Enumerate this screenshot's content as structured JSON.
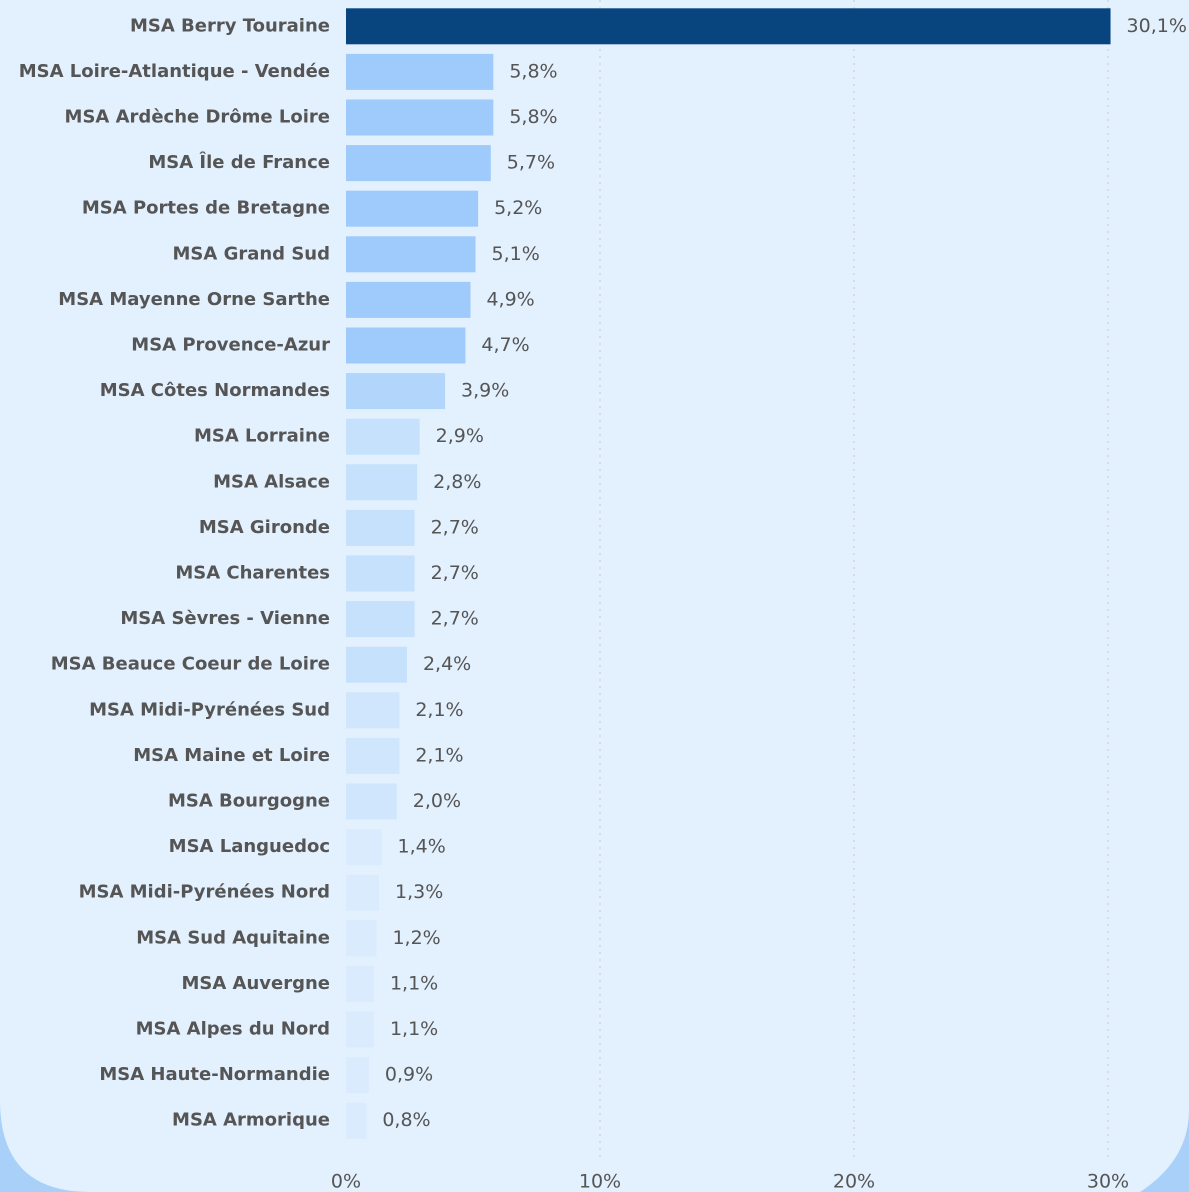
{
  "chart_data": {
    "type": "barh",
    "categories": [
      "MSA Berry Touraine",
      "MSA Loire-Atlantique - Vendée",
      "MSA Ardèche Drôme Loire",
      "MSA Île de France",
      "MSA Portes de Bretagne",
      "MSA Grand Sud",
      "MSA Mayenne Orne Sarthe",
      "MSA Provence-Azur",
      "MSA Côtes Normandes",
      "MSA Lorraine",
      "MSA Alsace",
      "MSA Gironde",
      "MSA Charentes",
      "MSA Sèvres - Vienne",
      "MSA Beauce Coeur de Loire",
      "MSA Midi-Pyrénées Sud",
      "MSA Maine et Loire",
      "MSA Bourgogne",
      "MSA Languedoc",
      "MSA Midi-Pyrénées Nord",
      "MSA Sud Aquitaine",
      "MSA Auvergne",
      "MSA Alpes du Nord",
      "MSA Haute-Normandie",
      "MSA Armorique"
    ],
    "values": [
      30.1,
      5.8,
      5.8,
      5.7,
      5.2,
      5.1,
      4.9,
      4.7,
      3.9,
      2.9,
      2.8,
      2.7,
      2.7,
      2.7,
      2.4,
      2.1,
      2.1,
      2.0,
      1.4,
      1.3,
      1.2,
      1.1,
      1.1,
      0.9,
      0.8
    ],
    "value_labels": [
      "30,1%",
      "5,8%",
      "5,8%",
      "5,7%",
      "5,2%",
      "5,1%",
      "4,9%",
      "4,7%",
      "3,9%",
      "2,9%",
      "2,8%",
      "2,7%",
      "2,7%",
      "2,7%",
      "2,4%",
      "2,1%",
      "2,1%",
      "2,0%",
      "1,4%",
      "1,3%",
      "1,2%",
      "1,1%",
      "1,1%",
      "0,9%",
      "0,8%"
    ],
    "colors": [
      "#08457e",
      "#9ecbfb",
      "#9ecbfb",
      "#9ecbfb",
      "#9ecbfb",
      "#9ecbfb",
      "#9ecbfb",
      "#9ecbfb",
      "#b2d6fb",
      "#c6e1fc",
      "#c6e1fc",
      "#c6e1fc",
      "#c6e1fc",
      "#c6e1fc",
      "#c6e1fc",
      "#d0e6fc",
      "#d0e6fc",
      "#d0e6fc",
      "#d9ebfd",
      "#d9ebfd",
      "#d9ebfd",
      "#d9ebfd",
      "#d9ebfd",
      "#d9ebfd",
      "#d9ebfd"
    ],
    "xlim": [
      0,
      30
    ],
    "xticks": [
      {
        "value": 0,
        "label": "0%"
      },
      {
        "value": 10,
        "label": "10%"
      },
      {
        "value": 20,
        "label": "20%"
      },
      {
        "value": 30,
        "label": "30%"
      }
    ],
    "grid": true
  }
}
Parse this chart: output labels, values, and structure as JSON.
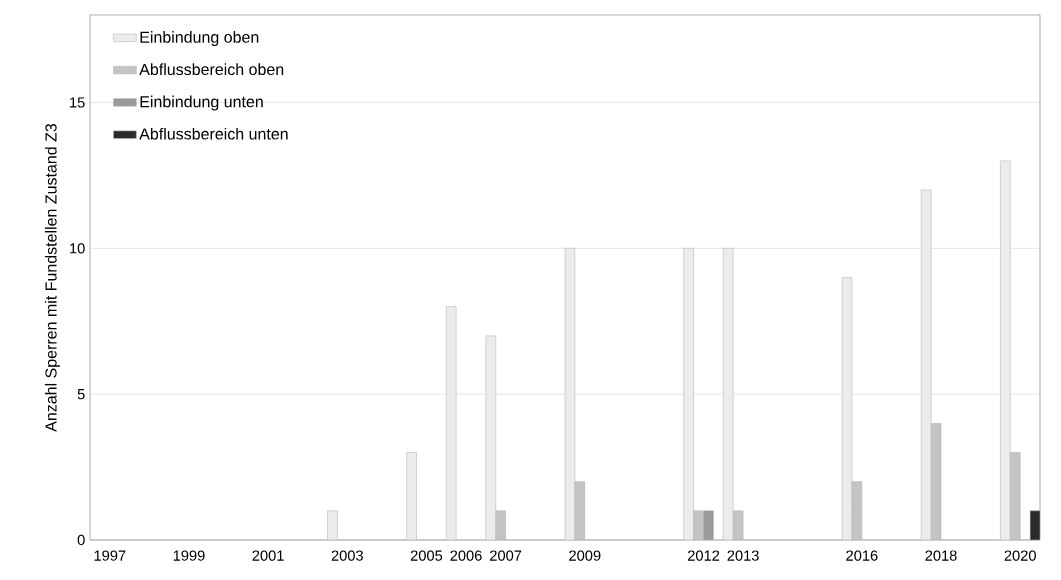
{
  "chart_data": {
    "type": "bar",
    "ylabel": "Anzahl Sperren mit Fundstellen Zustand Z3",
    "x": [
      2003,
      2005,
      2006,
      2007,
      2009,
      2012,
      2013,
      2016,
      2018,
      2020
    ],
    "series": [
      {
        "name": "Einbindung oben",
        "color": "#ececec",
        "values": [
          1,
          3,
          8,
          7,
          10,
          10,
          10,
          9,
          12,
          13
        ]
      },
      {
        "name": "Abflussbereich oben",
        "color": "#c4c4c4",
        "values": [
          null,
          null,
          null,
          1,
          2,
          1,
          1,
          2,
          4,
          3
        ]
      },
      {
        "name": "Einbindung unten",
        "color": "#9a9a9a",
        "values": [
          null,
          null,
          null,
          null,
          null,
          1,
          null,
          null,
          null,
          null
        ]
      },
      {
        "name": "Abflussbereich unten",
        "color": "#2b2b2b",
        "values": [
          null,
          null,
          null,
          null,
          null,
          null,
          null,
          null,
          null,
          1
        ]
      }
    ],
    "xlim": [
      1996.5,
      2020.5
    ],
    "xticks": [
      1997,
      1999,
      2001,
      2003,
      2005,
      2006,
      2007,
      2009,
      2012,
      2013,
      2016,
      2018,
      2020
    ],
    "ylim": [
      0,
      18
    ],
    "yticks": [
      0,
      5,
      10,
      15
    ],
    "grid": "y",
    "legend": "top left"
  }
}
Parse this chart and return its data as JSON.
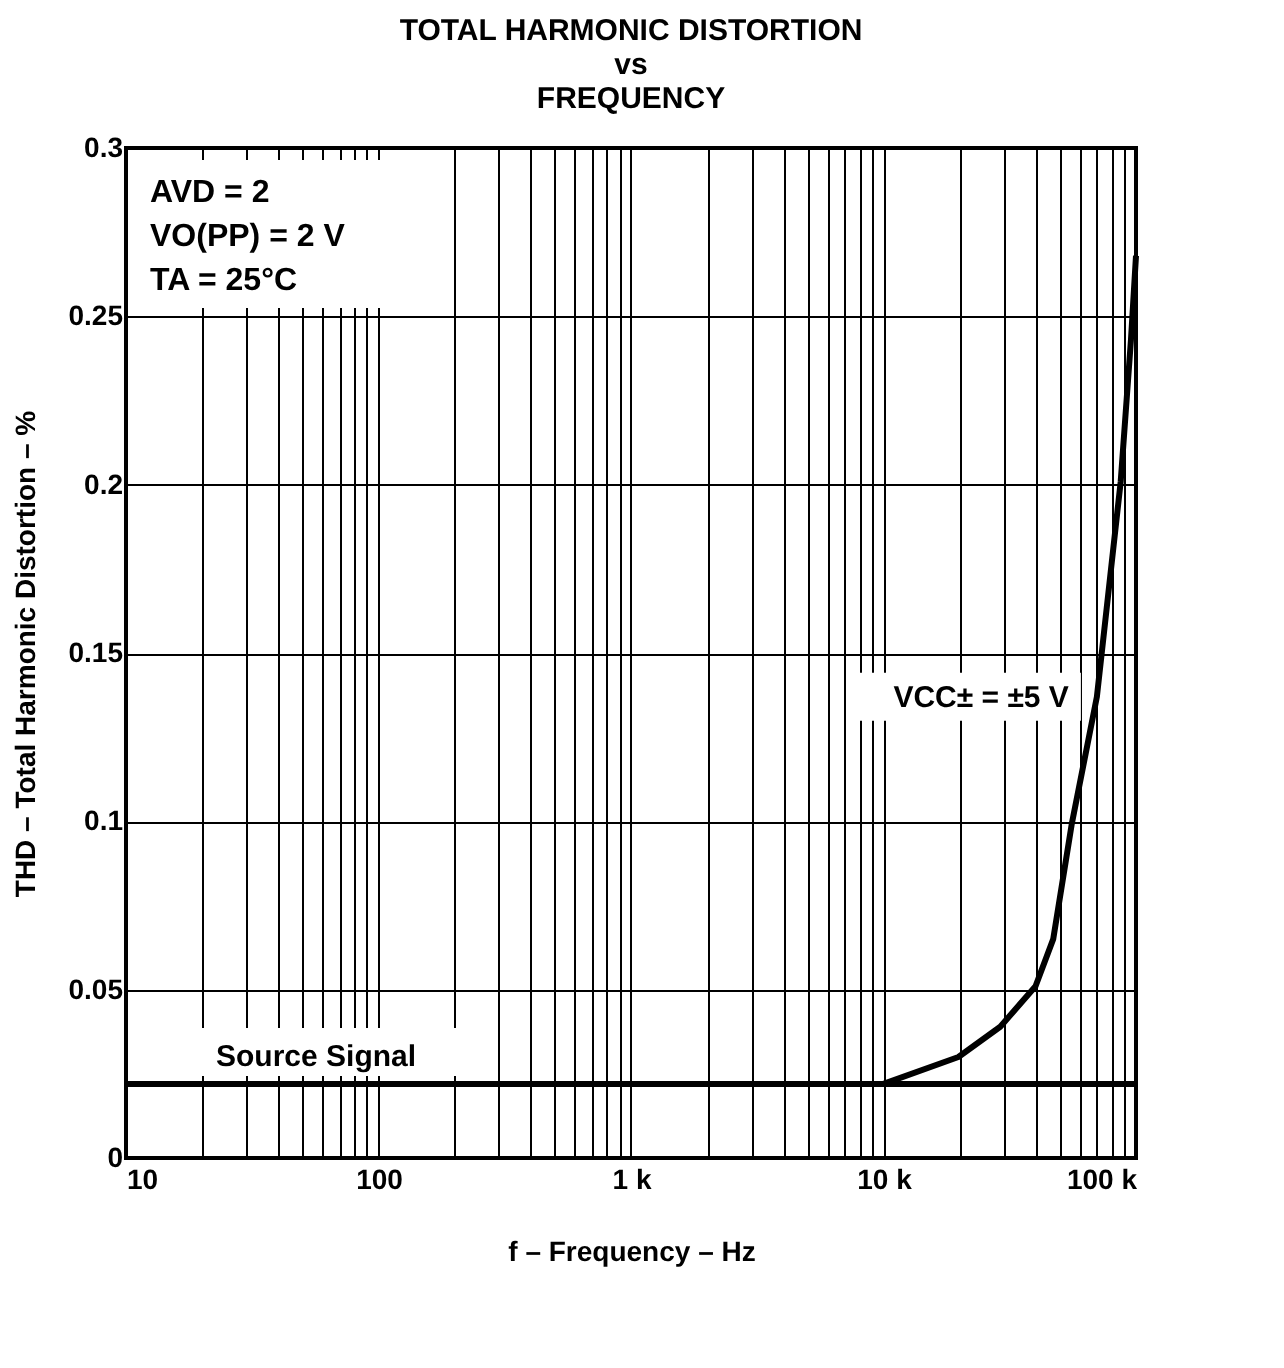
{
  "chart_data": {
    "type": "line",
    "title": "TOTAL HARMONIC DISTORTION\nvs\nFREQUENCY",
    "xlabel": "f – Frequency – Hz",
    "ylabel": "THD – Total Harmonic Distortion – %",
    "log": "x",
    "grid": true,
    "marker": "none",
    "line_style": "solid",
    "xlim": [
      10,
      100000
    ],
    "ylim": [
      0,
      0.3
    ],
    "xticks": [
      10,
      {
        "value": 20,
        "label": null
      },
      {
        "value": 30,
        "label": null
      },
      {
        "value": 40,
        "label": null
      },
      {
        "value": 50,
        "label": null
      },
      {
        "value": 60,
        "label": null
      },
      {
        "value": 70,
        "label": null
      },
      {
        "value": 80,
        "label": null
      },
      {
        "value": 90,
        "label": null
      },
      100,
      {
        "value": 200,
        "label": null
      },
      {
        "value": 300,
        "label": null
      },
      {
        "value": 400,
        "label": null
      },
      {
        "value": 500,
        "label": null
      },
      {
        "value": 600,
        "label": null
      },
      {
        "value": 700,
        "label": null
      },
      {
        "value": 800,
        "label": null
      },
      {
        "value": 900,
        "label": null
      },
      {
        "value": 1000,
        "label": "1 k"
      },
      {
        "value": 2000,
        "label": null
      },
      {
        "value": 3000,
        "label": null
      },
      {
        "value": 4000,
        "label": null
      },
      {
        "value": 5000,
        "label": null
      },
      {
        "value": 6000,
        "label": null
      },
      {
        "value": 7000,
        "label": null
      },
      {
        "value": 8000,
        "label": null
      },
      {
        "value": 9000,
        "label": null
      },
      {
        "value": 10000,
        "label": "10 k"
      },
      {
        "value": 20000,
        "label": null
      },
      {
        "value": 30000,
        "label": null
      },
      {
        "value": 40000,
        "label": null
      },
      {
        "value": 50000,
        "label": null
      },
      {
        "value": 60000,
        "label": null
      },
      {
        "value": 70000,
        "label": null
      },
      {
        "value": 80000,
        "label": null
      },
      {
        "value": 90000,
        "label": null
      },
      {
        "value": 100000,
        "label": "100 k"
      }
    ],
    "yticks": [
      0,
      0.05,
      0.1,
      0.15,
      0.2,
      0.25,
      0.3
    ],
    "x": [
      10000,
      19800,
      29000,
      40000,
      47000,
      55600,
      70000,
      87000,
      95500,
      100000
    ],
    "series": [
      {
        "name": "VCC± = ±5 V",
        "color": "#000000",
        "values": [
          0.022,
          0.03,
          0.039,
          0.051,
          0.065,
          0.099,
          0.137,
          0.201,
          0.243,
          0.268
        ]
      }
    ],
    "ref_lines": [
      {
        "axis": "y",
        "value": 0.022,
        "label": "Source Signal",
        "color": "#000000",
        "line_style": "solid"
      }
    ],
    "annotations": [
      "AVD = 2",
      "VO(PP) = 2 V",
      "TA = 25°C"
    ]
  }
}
================================
— Given problem —
Omitting all images, print the listing exactly.

— Correct output —
Enumerate this screenshot's content as structured JSON.
{
  "chart_data": {
    "type": "barh",
    "categories": [
      "MSA Berry Touraine",
      "MSA Loire-Atlantique - Vendée",
      "MSA Ardèche Drôme Loire",
      "MSA Île de France",
      "MSA Portes de Bretagne",
      "MSA Grand Sud",
      "MSA Mayenne Orne Sarthe",
      "MSA Provence-Azur",
      "MSA Côtes Normandes",
      "MSA Lorraine",
      "MSA Alsace",
      "MSA Gironde",
      "MSA Charentes",
      "MSA Sèvres - Vienne",
      "MSA Beauce Coeur de Loire",
      "MSA Midi-Pyrénées Sud",
      "MSA Maine et Loire",
      "MSA Bourgogne",
      "MSA Languedoc",
      "MSA Midi-Pyrénées Nord",
      "MSA Sud Aquitaine",
      "MSA Auvergne",
      "MSA Alpes du Nord",
      "MSA Haute-Normandie",
      "MSA Armorique"
    ],
    "values": [
      30.1,
      5.8,
      5.8,
      5.7,
      5.2,
      5.1,
      4.9,
      4.7,
      3.9,
      2.9,
      2.8,
      2.7,
      2.7,
      2.7,
      2.4,
      2.1,
      2.1,
      2.0,
      1.4,
      1.3,
      1.2,
      1.1,
      1.1,
      0.9,
      0.8
    ],
    "value_labels": [
      "30,1%",
      "5,8%",
      "5,8%",
      "5,7%",
      "5,2%",
      "5,1%",
      "4,9%",
      "4,7%",
      "3,9%",
      "2,9%",
      "2,8%",
      "2,7%",
      "2,7%",
      "2,7%",
      "2,4%",
      "2,1%",
      "2,1%",
      "2,0%",
      "1,4%",
      "1,3%",
      "1,2%",
      "1,1%",
      "1,1%",
      "0,9%",
      "0,8%"
    ],
    "colors": [
      "#08457e",
      "#9ecbfb",
      "#9ecbfb",
      "#9ecbfb",
      "#9ecbfb",
      "#9ecbfb",
      "#9ecbfb",
      "#9ecbfb",
      "#b2d6fb",
      "#c6e1fc",
      "#c6e1fc",
      "#c6e1fc",
      "#c6e1fc",
      "#c6e1fc",
      "#c6e1fc",
      "#d0e6fc",
      "#d0e6fc",
      "#d0e6fc",
      "#d9ebfd",
      "#d9ebfd",
      "#d9ebfd",
      "#d9ebfd",
      "#d9ebfd",
      "#d9ebfd",
      "#d9ebfd"
    ],
    "xlim": [
      0,
      30
    ],
    "xticks": [
      {
        "value": 0,
        "label": "0%"
      },
      {
        "value": 10,
        "label": "10%"
      },
      {
        "value": 20,
        "label": "20%"
      },
      {
        "value": 30,
        "label": "30%"
      }
    ],
    "grid": true
  }
}
Parse this chart: output labels, values, and structure as JSON.
{
  "chart_data": {
    "type": "bar",
    "ylabel": "Anzahl Sperren mit Fundstellen Zustand Z3",
    "x": [
      2003,
      2005,
      2006,
      2007,
      2009,
      2012,
      2013,
      2016,
      2018,
      2020
    ],
    "series": [
      {
        "name": "Einbindung oben",
        "color": "#ececec",
        "values": [
          1,
          3,
          8,
          7,
          10,
          10,
          10,
          9,
          12,
          13
        ]
      },
      {
        "name": "Abflussbereich oben",
        "color": "#c4c4c4",
        "values": [
          null,
          null,
          null,
          1,
          2,
          1,
          1,
          2,
          4,
          3
        ]
      },
      {
        "name": "Einbindung unten",
        "color": "#9a9a9a",
        "values": [
          null,
          null,
          null,
          null,
          null,
          1,
          null,
          null,
          null,
          null
        ]
      },
      {
        "name": "Abflussbereich unten",
        "color": "#2b2b2b",
        "values": [
          null,
          null,
          null,
          null,
          null,
          null,
          null,
          null,
          null,
          1
        ]
      }
    ],
    "xlim": [
      1996.5,
      2020.5
    ],
    "xticks": [
      1997,
      1999,
      2001,
      2003,
      2005,
      2006,
      2007,
      2009,
      2012,
      2013,
      2016,
      2018,
      2020
    ],
    "ylim": [
      0,
      18
    ],
    "yticks": [
      0,
      5,
      10,
      15
    ],
    "grid": "y",
    "legend": "top left"
  }
}
Parse this chart and return its data as JSON.
{
  "chart_data": {
    "type": "line",
    "title": "TOTAL HARMONIC DISTORTION\nvs\nFREQUENCY",
    "xlabel": "f – Frequency – Hz",
    "ylabel": "THD – Total Harmonic Distortion – %",
    "log": "x",
    "grid": true,
    "marker": "none",
    "line_style": "solid",
    "xlim": [
      10,
      100000
    ],
    "ylim": [
      0,
      0.3
    ],
    "xticks": [
      10,
      {
        "value": 20,
        "label": null
      },
      {
        "value": 30,
        "label": null
      },
      {
        "value": 40,
        "label": null
      },
      {
        "value": 50,
        "label": null
      },
      {
        "value": 60,
        "label": null
      },
      {
        "value": 70,
        "label": null
      },
      {
        "value": 80,
        "label": null
      },
      {
        "value": 90,
        "label": null
      },
      100,
      {
        "value": 200,
        "label": null
      },
      {
        "value": 300,
        "label": null
      },
      {
        "value": 400,
        "label": null
      },
      {
        "value": 500,
        "label": null
      },
      {
        "value": 600,
        "label": null
      },
      {
        "value": 700,
        "label": null
      },
      {
        "value": 800,
        "label": null
      },
      {
        "value": 900,
        "label": null
      },
      {
        "value": 1000,
        "label": "1 k"
      },
      {
        "value": 2000,
        "label": null
      },
      {
        "value": 3000,
        "label": null
      },
      {
        "value": 4000,
        "label": null
      },
      {
        "value": 5000,
        "label": null
      },
      {
        "value": 6000,
        "label": null
      },
      {
        "value": 7000,
        "label": null
      },
      {
        "value": 8000,
        "label": null
      },
      {
        "value": 9000,
        "label": null
      },
      {
        "value": 10000,
        "label": "10 k"
      },
      {
        "value": 20000,
        "label": null
      },
      {
        "value": 30000,
        "label": null
      },
      {
        "value": 40000,
        "label": null
      },
      {
        "value": 50000,
        "label": null
      },
      {
        "value": 60000,
        "label": null
      },
      {
        "value": 70000,
        "label": null
      },
      {
        "value": 80000,
        "label": null
      },
      {
        "value": 90000,
        "label": null
      },
      {
        "value": 100000,
        "label": "100 k"
      }
    ],
    "yticks": [
      0,
      0.05,
      0.1,
      0.15,
      0.2,
      0.25,
      0.3
    ],
    "x": [
      10000,
      19800,
      29000,
      40000,
      47000,
      55600,
      70000,
      87000,
      95500,
      100000
    ],
    "series": [
      {
        "name": "VCC± = ±5 V",
        "color": "#000000",
        "values": [
          0.022,
          0.03,
          0.039,
          0.051,
          0.065,
          0.099,
          0.137,
          0.201,
          0.243,
          0.268
        ]
      }
    ],
    "ref_lines": [
      {
        "axis": "y",
        "value": 0.022,
        "label": "Source Signal",
        "color": "#000000",
        "line_style": "solid"
      }
    ],
    "annotations": [
      "AVD = 2",
      "VO(PP) = 2 V",
      "TA = 25°C"
    ]
  }
}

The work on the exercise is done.